Write out the entries verbatim and leave the images out of the copy.

[Data entries]
** Begin **

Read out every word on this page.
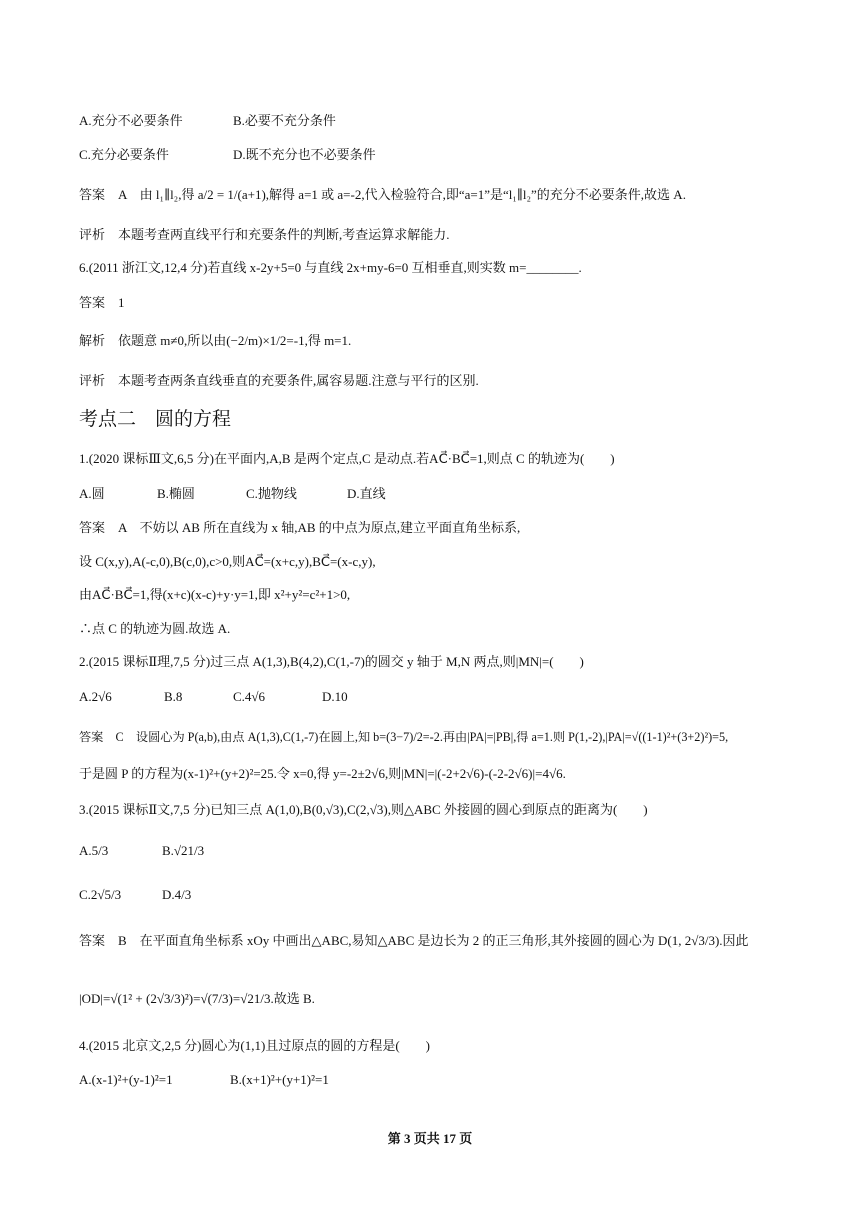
A.充分不必要条件	B.必要不充分条件
C.充分必要条件	D.既不充分也不必要条件
答案　A　由 l₁∥l₂,得 a/2 = 1/(a+1),解得 a=1 或 a=-2,代入检验符合,即“a=1”是“l₁∥l₂”的充分不必要条件,故选 A.
评析　本题考查两直线平行和充要条件的判断,考查运算求解能力.
6.(2011 浙江文,12,4 分)若直线 x-2y+5=0 与直线 2x+my-6=0 互相垂直,则实数 m=________.
答案　1
解析　依题意 m≠0,所以由(−2/m)×1/2=-1,得 m=1.
评析　本题考查两条直线垂直的充要条件,属容易题.注意与平行的区别.
考点二　圆的方程
1.(2020 课标Ⅲ文,6,5 分)在平面内,A,B 是两个定点,C 是动点.若AC⃗·BC⃗=1,则点 C 的轨迹为(　　)
A.圆	B.椭圆	C.抛物线	D.直线
答案　A　不妨以 AB 所在直线为 x 轴,AB 的中点为原点,建立平面直角坐标系,
设 C(x,y),A(-c,0),B(c,0),c>0,则AC⃗=(x+c,y),BC⃗=(x-c,y),
由AC⃗·BC⃗=1,得(x+c)(x-c)+y·y=1,即 x²+y²=c²+1>0,
∴点 C 的轨迹为圆.故选 A.
2.(2015 课标Ⅱ理,7,5 分)过三点 A(1,3),B(4,2),C(1,-7)的圆交 y 轴于 M,N 两点,则|MN|=(　　)
A.2√6	B.8	C.4√6	D.10
答案　C　设圆心为 P(a,b),由点 A(1,3),C(1,-7)在圆上,知 b=(3−7)/2=-2.再由|PA|=|PB|,得 a=1.则 P(1,-2),|PA|=√((1-1)²+(3+2)²)=5,
于是圆 P 的方程为(x-1)²+(y+2)²=25.令 x=0,得 y=-2±2√6,则|MN|=|(-2+2√6)-(-2-2√6)|=4√6.
3.(2015 课标Ⅱ文,7,5 分)已知三点 A(1,0),B(0,√3),C(2,√3),则△ABC 外接圆的圆心到原点的距离为(　　)
A.5/3	B.√21/3
C.2√5/3	D.4/3
答案　B　在平面直角坐标系 xOy 中画出△ABC,易知△ABC 是边长为 2 的正三角形,其外接圆的圆心为 D(1, 2√3/3).因此
|OD|=√(1² + (2√3/3)²)=√(7/3)=√21/3.故选 B.
4.(2015 北京文,2,5 分)圆心为(1,1)且过原点的圆的方程是(　　)
A.(x-1)²+(y-1)²=1	B.(x+1)²+(y+1)²=1
第 3 页共 17 页
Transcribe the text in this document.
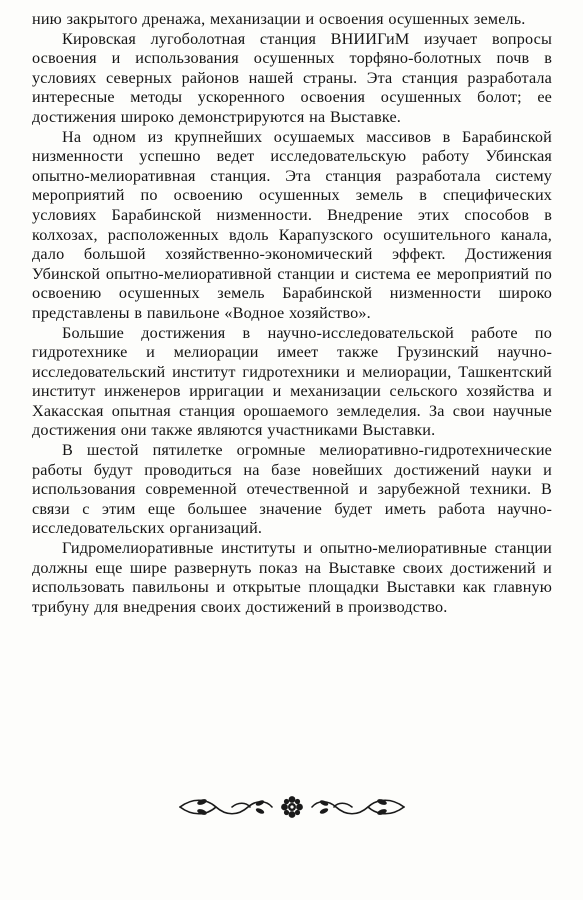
нию закрытого дренажа, механизации и освоения осушенных земель.

Кировская лугоболотная станция ВНИИГиМ изучает вопросы освоения и использования осушенных торфяно-болотных почв в условиях северных районов нашей страны. Эта станция разработала интересные методы ускоренного освоения осушенных болот; ее достижения широко демонстрируются на Выставке.

На одном из крупнейших осушаемых массивов в Барабинской низменности успешно ведет исследовательскую работу Убинская опытно-мелиоративная станция. Эта станция разработала систему мероприятий по освоению осушенных земель в специфических условиях Барабинской низменности. Внедрение этих способов в колхозах, расположенных вдоль Карапузского осушительного канала, дало большой хозяйственно-экономический эффект. Достижения Убинской опытно-мелиоративной станции и система ее мероприятий по освоению осушенных земель Барабинской низменности широко представлены в павильоне «Водное хозяйство».

Большие достижения в научно-исследовательской работе по гидротехнике и мелиорации имеет также Грузинский научно-исследовательский институт гидротехники и мелиорации, Ташкентский институт инженеров ирригации и механизации сельского хозяйства и Хакасская опытная станция орошаемого земледелия. За свои научные достижения они также являются участниками Выставки.

В шестой пятилетке огромные мелиоративно-гидротехнические работы будут проводиться на базе новейших достижений науки и использования современной отечественной и зарубежной техники. В связи с этим еще большее значение будет иметь работа научно-исследовательских организаций.

Гидромелиоративные институты и опытно-мелиоративные станции должны еще шире развернуть показ на Выставке своих достижений и использовать павильоны и открытые площадки Выставки как главную трибуну для внедрения своих достижений в производство.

** End **

- _Written solution_
Read out every word on this page.
A.充分不必要条件	B.必要不充分条件
C.充分必要条件	D.既不充分也不必要条件
答案　A　由 l₁∥l₂,得 a/2 = 1/(a+1),解得 a=1 或 a=-2,代入检验符合,即“a=1”是“l₁∥l₂”的充分不必要条件,故选 A.
评析　本题考查两直线平行和充要条件的判断,考查运算求解能力.
6.(2011 浙江文,12,4 分)若直线 x-2y+5=0 与直线 2x+my-6=0 互相垂直,则实数 m=________.
答案　1
解析　依题意 m≠0,所以由(−2/m)×1/2=-1,得 m=1.
评析　本题考查两条直线垂直的充要条件,属容易题.注意与平行的区别.
考点二　圆的方程
1.(2020 课标Ⅲ文,6,5 分)在平面内,A,B 是两个定点,C 是动点.若AC⃗·BC⃗=1,则点 C 的轨迹为(　　)
A.圆	B.椭圆	C.抛物线	D.直线
答案　A　不妨以 AB 所在直线为 x 轴,AB 的中点为原点,建立平面直角坐标系,
设 C(x,y),A(-c,0),B(c,0),c>0,则AC⃗=(x+c,y),BC⃗=(x-c,y),
由AC⃗·BC⃗=1,得(x+c)(x-c)+y·y=1,即 x²+y²=c²+1>0,
∴点 C 的轨迹为圆.故选 A.
2.(2015 课标Ⅱ理,7,5 分)过三点 A(1,3),B(4,2),C(1,-7)的圆交 y 轴于 M,N 两点,则|MN|=(　　)
A.2√6	B.8	C.4√6	D.10
答案　C　设圆心为 P(a,b),由点 A(1,3),C(1,-7)在圆上,知 b=(3−7)/2=-2.再由|PA|=|PB|,得 a=1.则 P(1,-2),|PA|=√((1-1)²+(3+2)²)=5,
于是圆 P 的方程为(x-1)²+(y+2)²=25.令 x=0,得 y=-2±2√6,则|MN|=|(-2+2√6)-(-2-2√6)|=4√6.
3.(2015 课标Ⅱ文,7,5 分)已知三点 A(1,0),B(0,√3),C(2,√3),则△ABC 外接圆的圆心到原点的距离为(　　)
A.5/3	B.√21/3
C.2√5/3	D.4/3
答案　B　在平面直角坐标系 xOy 中画出△ABC,易知△ABC 是边长为 2 的正三角形,其外接圆的圆心为 D(1, 2√3/3).因此
|OD|=√(1² + (2√3/3)²)=√(7/3)=√21/3.故选 B.
4.(2015 北京文,2,5 分)圆心为(1,1)且过原点的圆的方程是(　　)
A.(x-1)²+(y-1)²=1	B.(x+1)²+(y+1)²=1
第 3 页共 17 页
Transcribe the text in this document.
нию закрытого дренажа, механизации и освоения осушенных земель.

Кировская лугоболотная станция ВНИИГиМ изучает вопросы освоения и использования осушенных торфяно-болотных почв в условиях северных районов нашей страны. Эта станция разработала интересные методы ускоренного освоения осушенных болот; ее достижения широко демонстрируются на Выставке.

На одном из крупнейших осушаемых массивов в Барабинской низменности успешно ведет исследовательскую работу Убинская опытно-мелиоративная станция. Эта станция разработала систему мероприятий по освоению осушенных земель в специфических условиях Барабинской низменности. Внедрение этих способов в колхозах, расположенных вдоль Карапузского осушительного канала, дало большой хозяйственно-экономический эффект. Достижения Убинской опытно-мелиоративной станции и система ее мероприятий по освоению осушенных земель Барабинской низменности широко представлены в павильоне «Водное хозяйство».

Большие достижения в научно-исследовательской работе по гидротехнике и мелиорации имеет также Грузинский научно-исследовательский институт гидротехники и мелиорации, Ташкентский институт инженеров ирригации и механизации сельского хозяйства и Хакасская опытная станция орошаемого земледелия. За свои научные достижения они также являются участниками Выставки.

В шестой пятилетке огромные мелиоративно-гидротехнические работы будут проводиться на базе новейших достижений науки и использования современной отечественной и зарубежной техники. В связи с этим еще большее значение будет иметь работа научно-исследовательских организаций.

Гидромелиоративные институты и опытно-мелиоративные станции должны еще шире развернуть показ на Выставке своих достижений и использовать павильоны и открытые площадки Выставки как главную трибуну для внедрения своих достижений в производство.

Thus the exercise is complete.